DATASET:
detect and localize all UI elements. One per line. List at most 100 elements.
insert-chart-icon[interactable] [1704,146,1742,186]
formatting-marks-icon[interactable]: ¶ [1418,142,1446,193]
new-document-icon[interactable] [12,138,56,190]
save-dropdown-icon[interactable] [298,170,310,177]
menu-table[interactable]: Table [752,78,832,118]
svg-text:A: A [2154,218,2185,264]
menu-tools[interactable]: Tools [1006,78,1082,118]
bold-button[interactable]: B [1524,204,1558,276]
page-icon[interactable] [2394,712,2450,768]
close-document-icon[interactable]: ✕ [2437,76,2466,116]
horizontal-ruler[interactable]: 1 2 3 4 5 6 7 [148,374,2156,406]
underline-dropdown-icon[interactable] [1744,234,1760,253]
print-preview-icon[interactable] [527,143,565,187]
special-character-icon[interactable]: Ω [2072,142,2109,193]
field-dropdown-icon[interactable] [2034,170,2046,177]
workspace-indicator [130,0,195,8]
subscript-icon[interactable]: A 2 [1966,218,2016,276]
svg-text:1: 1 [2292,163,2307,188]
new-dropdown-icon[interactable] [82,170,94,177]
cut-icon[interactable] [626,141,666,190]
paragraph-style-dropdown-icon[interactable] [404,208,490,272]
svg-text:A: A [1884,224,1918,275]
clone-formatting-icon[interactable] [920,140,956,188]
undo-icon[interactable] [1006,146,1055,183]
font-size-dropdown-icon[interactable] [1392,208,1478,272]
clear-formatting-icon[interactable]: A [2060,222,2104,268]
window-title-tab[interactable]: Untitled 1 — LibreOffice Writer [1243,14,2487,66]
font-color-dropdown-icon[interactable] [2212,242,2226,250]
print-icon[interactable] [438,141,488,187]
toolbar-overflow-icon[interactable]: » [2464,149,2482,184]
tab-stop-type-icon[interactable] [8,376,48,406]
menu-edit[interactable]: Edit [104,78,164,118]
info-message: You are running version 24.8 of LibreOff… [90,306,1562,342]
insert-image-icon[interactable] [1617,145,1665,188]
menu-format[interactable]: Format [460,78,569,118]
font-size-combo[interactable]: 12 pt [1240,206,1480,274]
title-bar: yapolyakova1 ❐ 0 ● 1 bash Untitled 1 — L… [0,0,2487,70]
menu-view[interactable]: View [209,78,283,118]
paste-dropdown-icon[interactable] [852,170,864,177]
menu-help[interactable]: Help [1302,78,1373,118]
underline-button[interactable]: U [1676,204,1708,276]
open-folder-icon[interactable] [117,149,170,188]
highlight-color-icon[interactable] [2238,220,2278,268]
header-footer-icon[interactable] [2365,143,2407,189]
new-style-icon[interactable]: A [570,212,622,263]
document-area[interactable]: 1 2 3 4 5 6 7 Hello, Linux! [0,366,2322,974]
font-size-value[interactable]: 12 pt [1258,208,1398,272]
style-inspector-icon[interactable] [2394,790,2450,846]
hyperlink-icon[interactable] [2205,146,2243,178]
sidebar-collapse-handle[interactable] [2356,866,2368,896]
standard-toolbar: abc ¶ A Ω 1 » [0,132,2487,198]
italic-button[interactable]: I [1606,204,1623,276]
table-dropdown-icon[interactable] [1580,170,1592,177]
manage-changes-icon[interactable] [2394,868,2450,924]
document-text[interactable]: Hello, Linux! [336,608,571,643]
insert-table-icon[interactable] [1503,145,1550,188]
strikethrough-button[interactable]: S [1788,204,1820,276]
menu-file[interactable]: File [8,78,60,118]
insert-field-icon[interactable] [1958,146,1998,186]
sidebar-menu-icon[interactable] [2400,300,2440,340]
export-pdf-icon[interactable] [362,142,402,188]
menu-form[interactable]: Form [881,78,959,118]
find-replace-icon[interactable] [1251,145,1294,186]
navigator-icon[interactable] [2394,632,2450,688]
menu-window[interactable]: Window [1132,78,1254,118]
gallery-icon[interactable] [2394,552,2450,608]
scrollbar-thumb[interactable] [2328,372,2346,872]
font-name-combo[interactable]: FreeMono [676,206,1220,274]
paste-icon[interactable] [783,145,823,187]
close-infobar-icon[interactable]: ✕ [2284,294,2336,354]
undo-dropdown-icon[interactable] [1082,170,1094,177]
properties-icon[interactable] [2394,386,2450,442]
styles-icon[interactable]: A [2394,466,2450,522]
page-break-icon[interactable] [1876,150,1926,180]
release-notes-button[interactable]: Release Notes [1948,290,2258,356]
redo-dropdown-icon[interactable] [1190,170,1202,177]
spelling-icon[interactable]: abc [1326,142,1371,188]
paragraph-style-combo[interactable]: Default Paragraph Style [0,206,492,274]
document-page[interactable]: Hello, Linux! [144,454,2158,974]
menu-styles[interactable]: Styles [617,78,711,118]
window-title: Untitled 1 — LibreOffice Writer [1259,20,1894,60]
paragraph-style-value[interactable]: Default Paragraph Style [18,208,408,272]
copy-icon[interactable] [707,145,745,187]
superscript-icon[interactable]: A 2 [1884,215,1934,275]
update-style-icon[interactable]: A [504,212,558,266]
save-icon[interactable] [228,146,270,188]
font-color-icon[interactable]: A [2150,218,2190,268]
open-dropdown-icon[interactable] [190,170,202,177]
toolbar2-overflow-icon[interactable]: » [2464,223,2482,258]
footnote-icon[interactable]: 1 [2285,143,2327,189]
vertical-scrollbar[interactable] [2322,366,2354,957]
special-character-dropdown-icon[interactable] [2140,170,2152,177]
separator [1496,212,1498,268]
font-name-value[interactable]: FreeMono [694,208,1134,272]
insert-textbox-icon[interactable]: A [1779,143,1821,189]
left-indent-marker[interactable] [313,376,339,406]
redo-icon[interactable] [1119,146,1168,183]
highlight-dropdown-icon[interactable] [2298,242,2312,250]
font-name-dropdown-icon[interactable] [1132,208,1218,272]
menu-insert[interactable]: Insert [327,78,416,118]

DIRECTIONS FOR THIS TASK: Copy these lines verbatim.

TASK ANSWER:
detect and localize all UI elements. One per line. List at most 100 elements.
insert-chart-icon[interactable] [1704,146,1742,186]
formatting-marks-icon[interactable]: ¶ [1418,142,1446,193]
new-document-icon[interactable] [12,138,56,190]
save-dropdown-icon[interactable] [298,170,310,177]
menu-table[interactable]: Table [752,78,832,118]
svg-text:A: A [2154,218,2185,264]
menu-tools[interactable]: Tools [1006,78,1082,118]
bold-button[interactable]: B [1524,204,1558,276]
page-icon[interactable] [2394,712,2450,768]
close-document-icon[interactable]: ✕ [2437,76,2466,116]
horizontal-ruler[interactable]: 1 2 3 4 5 6 7 [148,374,2156,406]
underline-dropdown-icon[interactable] [1744,234,1760,253]
print-preview-icon[interactable] [527,143,565,187]
special-character-icon[interactable]: Ω [2072,142,2109,193]
field-dropdown-icon[interactable] [2034,170,2046,177]
workspace-indicator [130,0,195,8]
subscript-icon[interactable]: A 2 [1966,218,2016,276]
svg-text:1: 1 [2292,163,2307,188]
new-dropdown-icon[interactable] [82,170,94,177]
cut-icon[interactable] [626,141,666,190]
paragraph-style-dropdown-icon[interactable] [404,208,490,272]
svg-text:A: A [1884,224,1918,275]
clone-formatting-icon[interactable] [920,140,956,188]
undo-icon[interactable] [1006,146,1055,183]
font-size-dropdown-icon[interactable] [1392,208,1478,272]
clear-formatting-icon[interactable]: A [2060,222,2104,268]
window-title-tab[interactable]: Untitled 1 — LibreOffice Writer [1243,14,2487,66]
font-color-dropdown-icon[interactable] [2212,242,2226,250]
print-icon[interactable] [438,141,488,187]
toolbar-overflow-icon[interactable]: » [2464,149,2482,184]
tab-stop-type-icon[interactable] [8,376,48,406]
menu-edit[interactable]: Edit [104,78,164,118]
info-message: You are running version 24.8 of LibreOff… [90,306,1562,342]
insert-image-icon[interactable] [1617,145,1665,188]
menu-format[interactable]: Format [460,78,569,118]
font-size-combo[interactable]: 12 pt [1240,206,1480,274]
title-bar: yapolyakova1 ❐ 0 ● 1 bash Untitled 1 — L… [0,0,2487,70]
menu-view[interactable]: View [209,78,283,118]
paste-dropdown-icon[interactable] [852,170,864,177]
menu-help[interactable]: Help [1302,78,1373,118]
underline-button[interactable]: U [1676,204,1708,276]
open-folder-icon[interactable] [117,149,170,188]
highlight-color-icon[interactable] [2238,220,2278,268]
header-footer-icon[interactable] [2365,143,2407,189]
new-style-icon[interactable]: A [570,212,622,263]
document-area[interactable]: 1 2 3 4 5 6 7 Hello, Linux! [0,366,2322,974]
font-size-value[interactable]: 12 pt [1258,208,1398,272]
style-inspector-icon[interactable] [2394,790,2450,846]
hyperlink-icon[interactable] [2205,146,2243,178]
sidebar-collapse-handle[interactable] [2356,866,2368,896]
standard-toolbar: abc ¶ A Ω 1 » [0,132,2487,198]
italic-button[interactable]: I [1606,204,1623,276]
table-dropdown-icon[interactable] [1580,170,1592,177]
manage-changes-icon[interactable] [2394,868,2450,924]
document-text[interactable]: Hello, Linux! [336,608,571,643]
insert-table-icon[interactable] [1503,145,1550,188]
strikethrough-button[interactable]: S [1788,204,1820,276]
menu-file[interactable]: File [8,78,60,118]
insert-field-icon[interactable] [1958,146,1998,186]
sidebar-menu-icon[interactable] [2400,300,2440,340]
export-pdf-icon[interactable] [362,142,402,188]
menu-form[interactable]: Form [881,78,959,118]
find-replace-icon[interactable] [1251,145,1294,186]
navigator-icon[interactable] [2394,632,2450,688]
menu-window[interactable]: Window [1132,78,1254,118]
gallery-icon[interactable] [2394,552,2450,608]
scrollbar-thumb[interactable] [2328,372,2346,872]
font-name-combo[interactable]: FreeMono [676,206,1220,274]
paste-icon[interactable] [783,145,823,187]
close-infobar-icon[interactable]: ✕ [2284,294,2336,354]
undo-dropdown-icon[interactable] [1082,170,1094,177]
properties-icon[interactable] [2394,386,2450,442]
styles-icon[interactable]: A [2394,466,2450,522]
page-break-icon[interactable] [1876,150,1926,180]
release-notes-button[interactable]: Release Notes [1948,290,2258,356]
redo-dropdown-icon[interactable] [1190,170,1202,177]
spelling-icon[interactable]: abc [1326,142,1371,188]
paragraph-style-combo[interactable]: Default Paragraph Style [0,206,492,274]
document-page[interactable]: Hello, Linux! [144,454,2158,974]
menu-styles[interactable]: Styles [617,78,711,118]
window-title: Untitled 1 — LibreOffice Writer [1259,20,1894,60]
paragraph-style-value[interactable]: Default Paragraph Style [18,208,408,272]
copy-icon[interactable] [707,145,745,187]
superscript-icon[interactable]: A 2 [1884,215,1934,275]
update-style-icon[interactable]: A [504,212,558,266]
save-icon[interactable] [228,146,270,188]
font-color-icon[interactable]: A [2150,218,2190,268]
open-dropdown-icon[interactable] [190,170,202,177]
toolbar2-overflow-icon[interactable]: » [2464,223,2482,258]
footnote-icon[interactable]: 1 [2285,143,2327,189]
vertical-scrollbar[interactable] [2322,366,2354,957]
special-character-dropdown-icon[interactable] [2140,170,2152,177]
separator [1496,212,1498,268]
font-name-value[interactable]: FreeMono [694,208,1134,272]
insert-textbox-icon[interactable]: A [1779,143,1821,189]
left-indent-marker[interactable] [313,376,339,406]
redo-icon[interactable] [1119,146,1168,183]
highlight-dropdown-icon[interactable] [2298,242,2312,250]
font-name-dropdown-icon[interactable] [1132,208,1218,272]
menu-insert[interactable]: Insert [327,78,416,118]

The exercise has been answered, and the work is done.